Annotated region listings
-*-

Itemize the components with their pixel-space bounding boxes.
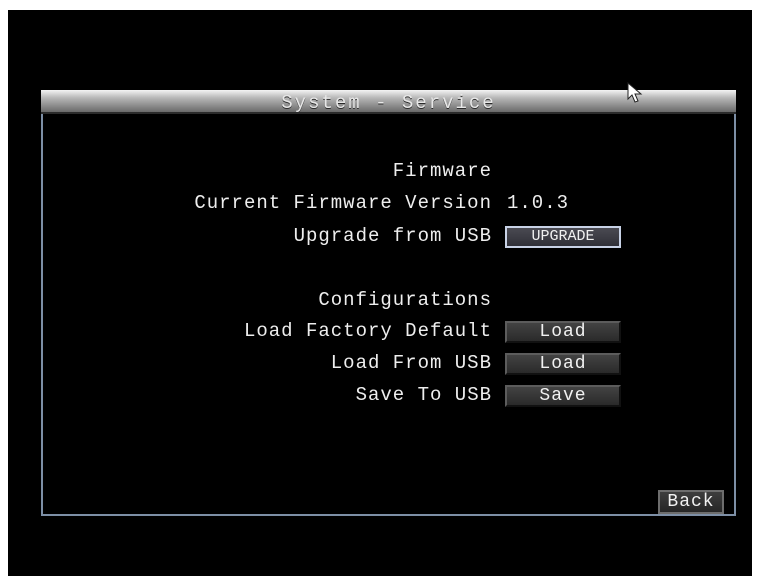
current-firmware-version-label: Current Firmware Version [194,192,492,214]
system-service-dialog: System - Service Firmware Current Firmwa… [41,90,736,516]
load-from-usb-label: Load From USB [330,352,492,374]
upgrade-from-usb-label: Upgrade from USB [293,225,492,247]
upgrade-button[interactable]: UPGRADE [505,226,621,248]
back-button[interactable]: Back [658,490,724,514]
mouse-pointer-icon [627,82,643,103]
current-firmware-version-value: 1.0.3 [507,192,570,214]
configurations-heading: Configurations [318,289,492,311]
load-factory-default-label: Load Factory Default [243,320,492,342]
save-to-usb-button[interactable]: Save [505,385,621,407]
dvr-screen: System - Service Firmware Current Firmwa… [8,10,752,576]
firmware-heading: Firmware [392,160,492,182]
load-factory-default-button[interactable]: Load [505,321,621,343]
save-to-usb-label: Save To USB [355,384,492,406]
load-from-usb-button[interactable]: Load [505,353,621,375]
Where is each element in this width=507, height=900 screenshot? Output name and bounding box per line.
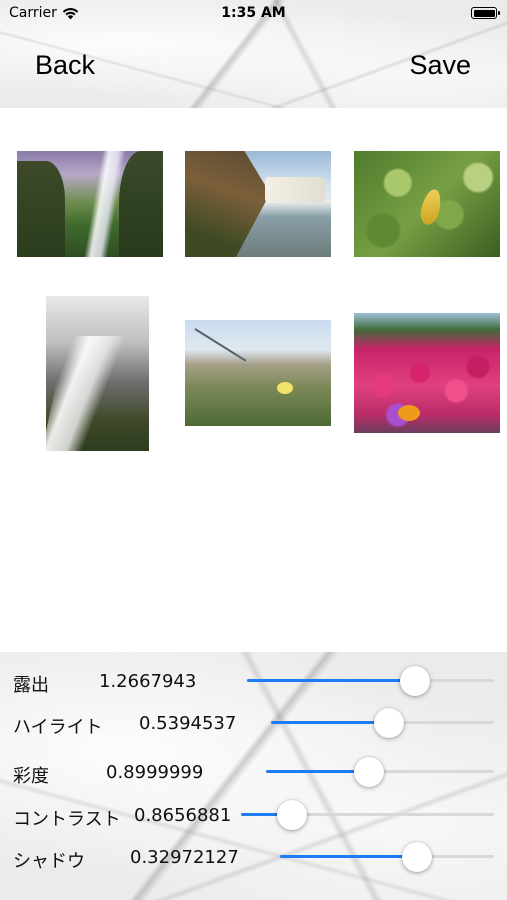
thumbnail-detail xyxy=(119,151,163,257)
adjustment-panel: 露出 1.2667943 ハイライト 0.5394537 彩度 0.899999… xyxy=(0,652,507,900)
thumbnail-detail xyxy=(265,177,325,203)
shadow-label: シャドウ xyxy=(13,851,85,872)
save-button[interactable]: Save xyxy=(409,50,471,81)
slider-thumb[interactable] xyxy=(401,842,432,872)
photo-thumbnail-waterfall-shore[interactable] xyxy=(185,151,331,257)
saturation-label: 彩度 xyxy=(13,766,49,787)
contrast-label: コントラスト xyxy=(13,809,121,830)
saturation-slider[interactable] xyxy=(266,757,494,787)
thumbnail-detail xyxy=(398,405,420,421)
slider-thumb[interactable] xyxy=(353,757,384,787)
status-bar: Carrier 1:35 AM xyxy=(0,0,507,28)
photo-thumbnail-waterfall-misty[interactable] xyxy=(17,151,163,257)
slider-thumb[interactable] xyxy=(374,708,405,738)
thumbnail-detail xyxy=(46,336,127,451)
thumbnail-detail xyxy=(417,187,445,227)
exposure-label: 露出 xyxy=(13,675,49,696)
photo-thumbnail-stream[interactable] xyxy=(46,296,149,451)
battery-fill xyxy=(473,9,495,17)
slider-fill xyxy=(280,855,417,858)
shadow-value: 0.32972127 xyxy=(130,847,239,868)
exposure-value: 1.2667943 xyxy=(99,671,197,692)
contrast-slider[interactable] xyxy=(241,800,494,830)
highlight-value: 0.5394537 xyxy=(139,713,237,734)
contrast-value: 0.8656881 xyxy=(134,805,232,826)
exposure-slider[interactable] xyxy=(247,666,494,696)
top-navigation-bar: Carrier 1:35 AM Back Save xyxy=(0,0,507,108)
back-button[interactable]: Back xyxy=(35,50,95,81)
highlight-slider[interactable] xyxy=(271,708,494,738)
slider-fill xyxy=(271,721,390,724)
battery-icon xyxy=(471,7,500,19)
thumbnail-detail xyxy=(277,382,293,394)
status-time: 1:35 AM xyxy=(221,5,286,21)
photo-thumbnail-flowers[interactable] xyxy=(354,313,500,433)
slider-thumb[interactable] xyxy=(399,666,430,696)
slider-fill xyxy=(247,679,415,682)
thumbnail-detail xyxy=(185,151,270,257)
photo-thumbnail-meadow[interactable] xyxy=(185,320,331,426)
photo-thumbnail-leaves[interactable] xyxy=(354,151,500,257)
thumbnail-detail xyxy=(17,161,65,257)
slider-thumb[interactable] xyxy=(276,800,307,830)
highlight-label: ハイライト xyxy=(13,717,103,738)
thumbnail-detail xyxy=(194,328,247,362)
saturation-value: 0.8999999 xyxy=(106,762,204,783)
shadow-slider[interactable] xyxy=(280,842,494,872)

-*-

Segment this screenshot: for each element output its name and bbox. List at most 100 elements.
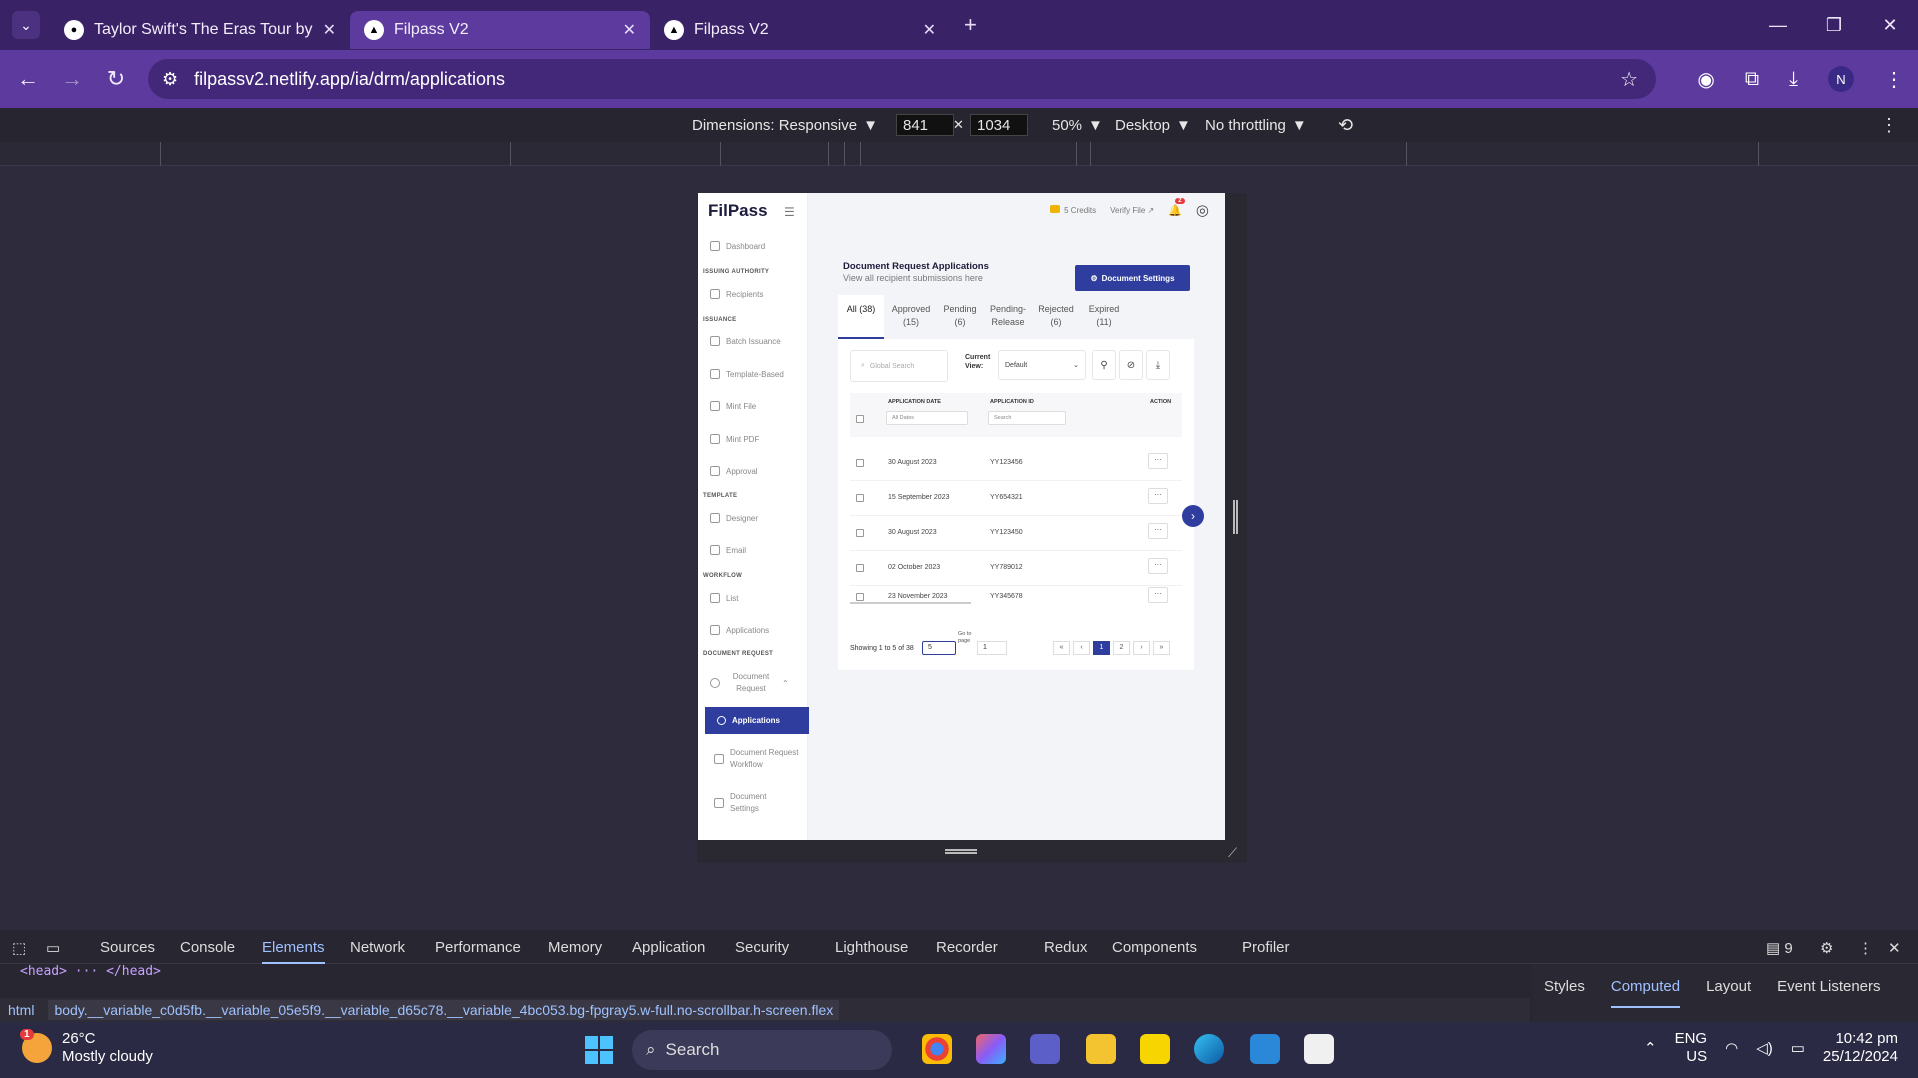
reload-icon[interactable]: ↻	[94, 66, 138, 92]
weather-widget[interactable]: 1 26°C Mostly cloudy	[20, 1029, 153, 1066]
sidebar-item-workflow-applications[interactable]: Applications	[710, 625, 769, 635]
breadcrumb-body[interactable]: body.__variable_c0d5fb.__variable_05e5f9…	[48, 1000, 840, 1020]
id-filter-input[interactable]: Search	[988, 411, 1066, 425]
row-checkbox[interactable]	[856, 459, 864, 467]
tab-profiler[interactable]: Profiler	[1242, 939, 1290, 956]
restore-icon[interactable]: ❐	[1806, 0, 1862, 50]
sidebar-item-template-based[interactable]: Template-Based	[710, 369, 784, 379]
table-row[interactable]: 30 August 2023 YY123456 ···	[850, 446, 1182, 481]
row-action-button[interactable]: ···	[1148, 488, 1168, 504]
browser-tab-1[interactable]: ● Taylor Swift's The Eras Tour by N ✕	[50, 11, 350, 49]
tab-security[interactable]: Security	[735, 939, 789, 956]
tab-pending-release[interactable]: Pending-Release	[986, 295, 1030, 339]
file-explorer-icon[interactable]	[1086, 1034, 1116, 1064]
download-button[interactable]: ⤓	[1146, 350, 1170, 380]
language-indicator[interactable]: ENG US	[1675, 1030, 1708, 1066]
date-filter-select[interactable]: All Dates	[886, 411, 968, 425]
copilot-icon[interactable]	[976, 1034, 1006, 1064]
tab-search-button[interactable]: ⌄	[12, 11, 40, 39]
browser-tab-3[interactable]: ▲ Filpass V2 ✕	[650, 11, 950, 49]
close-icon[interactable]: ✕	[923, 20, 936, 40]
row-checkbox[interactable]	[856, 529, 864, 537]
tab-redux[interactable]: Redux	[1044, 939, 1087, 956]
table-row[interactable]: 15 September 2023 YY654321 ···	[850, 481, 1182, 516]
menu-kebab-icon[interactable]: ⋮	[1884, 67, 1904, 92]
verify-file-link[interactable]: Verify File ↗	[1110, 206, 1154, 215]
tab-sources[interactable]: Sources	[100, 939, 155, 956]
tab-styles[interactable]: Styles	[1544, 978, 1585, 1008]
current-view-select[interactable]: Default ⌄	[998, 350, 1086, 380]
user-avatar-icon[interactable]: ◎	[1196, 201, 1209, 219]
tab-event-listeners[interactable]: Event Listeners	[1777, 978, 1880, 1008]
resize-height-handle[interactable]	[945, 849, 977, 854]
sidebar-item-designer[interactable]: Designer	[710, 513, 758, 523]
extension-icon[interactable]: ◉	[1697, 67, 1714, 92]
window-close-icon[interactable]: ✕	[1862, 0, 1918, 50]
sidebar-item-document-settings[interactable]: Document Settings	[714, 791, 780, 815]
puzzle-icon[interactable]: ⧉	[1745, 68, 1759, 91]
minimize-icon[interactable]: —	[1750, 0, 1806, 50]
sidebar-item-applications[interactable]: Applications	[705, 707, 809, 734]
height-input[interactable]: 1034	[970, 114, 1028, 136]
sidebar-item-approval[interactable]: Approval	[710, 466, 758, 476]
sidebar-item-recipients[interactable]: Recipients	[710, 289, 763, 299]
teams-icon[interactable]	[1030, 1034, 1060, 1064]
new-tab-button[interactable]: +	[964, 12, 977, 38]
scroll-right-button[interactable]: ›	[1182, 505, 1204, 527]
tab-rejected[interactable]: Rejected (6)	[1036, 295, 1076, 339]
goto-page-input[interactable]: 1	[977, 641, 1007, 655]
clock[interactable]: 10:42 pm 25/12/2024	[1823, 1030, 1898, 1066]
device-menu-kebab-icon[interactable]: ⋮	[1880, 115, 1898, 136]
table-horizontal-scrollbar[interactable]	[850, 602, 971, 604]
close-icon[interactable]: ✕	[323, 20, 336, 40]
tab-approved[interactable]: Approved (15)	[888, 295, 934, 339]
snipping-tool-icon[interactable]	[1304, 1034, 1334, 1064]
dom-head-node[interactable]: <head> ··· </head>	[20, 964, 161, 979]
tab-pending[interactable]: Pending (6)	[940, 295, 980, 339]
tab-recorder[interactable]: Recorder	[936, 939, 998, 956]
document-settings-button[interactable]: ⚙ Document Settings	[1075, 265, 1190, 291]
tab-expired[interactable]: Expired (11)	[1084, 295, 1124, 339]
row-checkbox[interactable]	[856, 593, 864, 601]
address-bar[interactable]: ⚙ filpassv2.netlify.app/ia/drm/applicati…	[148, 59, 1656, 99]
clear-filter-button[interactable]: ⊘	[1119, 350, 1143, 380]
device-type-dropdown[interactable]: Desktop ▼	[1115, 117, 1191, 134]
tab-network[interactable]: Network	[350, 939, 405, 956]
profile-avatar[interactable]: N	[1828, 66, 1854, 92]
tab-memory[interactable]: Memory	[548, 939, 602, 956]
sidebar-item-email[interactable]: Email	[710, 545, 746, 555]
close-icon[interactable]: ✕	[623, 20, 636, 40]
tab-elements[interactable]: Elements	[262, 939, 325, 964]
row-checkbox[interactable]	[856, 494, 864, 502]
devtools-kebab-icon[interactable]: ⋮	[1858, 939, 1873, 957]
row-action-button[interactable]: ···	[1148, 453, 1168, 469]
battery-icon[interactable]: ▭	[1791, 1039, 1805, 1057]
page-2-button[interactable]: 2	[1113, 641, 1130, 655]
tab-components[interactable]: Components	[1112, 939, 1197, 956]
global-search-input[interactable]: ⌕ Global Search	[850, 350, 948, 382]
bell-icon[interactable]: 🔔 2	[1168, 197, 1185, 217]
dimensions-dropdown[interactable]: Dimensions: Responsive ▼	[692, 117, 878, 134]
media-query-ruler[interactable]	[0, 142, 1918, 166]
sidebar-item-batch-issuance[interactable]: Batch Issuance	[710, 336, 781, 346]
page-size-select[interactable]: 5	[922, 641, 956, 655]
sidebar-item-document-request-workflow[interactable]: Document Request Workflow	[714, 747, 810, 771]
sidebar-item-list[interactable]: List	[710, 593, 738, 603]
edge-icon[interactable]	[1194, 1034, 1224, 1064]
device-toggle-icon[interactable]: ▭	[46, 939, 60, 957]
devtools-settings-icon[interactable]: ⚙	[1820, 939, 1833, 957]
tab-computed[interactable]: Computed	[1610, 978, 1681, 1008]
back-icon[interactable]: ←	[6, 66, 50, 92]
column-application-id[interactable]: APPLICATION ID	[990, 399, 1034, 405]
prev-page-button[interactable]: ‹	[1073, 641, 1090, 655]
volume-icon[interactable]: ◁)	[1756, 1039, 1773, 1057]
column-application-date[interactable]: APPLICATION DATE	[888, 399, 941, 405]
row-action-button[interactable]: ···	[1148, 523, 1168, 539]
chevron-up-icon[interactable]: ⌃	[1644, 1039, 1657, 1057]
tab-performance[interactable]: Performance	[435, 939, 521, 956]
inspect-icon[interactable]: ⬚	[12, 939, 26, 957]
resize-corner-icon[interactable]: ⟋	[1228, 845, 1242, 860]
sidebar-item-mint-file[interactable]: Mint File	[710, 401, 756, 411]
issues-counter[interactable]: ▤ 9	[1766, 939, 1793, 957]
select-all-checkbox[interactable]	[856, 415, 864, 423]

-*-

Set exercise
Write out the records unchanged, beginning at the line that contains "Itemize the components" and stopping after the line that contains "Where is each". Leave the pictures out.

Completed task
Itemize the components with their pixel-space bounding boxes.
current-firmware-version-label: Current Firmware Version [194,192,492,214]
system-service-dialog: System - Service Firmware Current Firmwa… [41,90,736,516]
load-from-usb-label: Load From USB [330,352,492,374]
upgrade-from-usb-label: Upgrade from USB [293,225,492,247]
upgrade-button[interactable]: UPGRADE [505,226,621,248]
back-button[interactable]: Back [658,490,724,514]
mouse-pointer-icon [627,82,643,103]
current-firmware-version-value: 1.0.3 [507,192,570,214]
configurations-heading: Configurations [318,289,492,311]
load-factory-default-label: Load Factory Default [243,320,492,342]
save-to-usb-button[interactable]: Save [505,385,621,407]
dvr-screen: System - Service Firmware Current Firmwa… [8,10,752,576]
firmware-heading: Firmware [392,160,492,182]
load-factory-default-button[interactable]: Load [505,321,621,343]
save-to-usb-label: Save To USB [355,384,492,406]
load-from-usb-button[interactable]: Load [505,353,621,375]
Where is each element in this width=507, height=900 screenshot? Output name and bounding box per line.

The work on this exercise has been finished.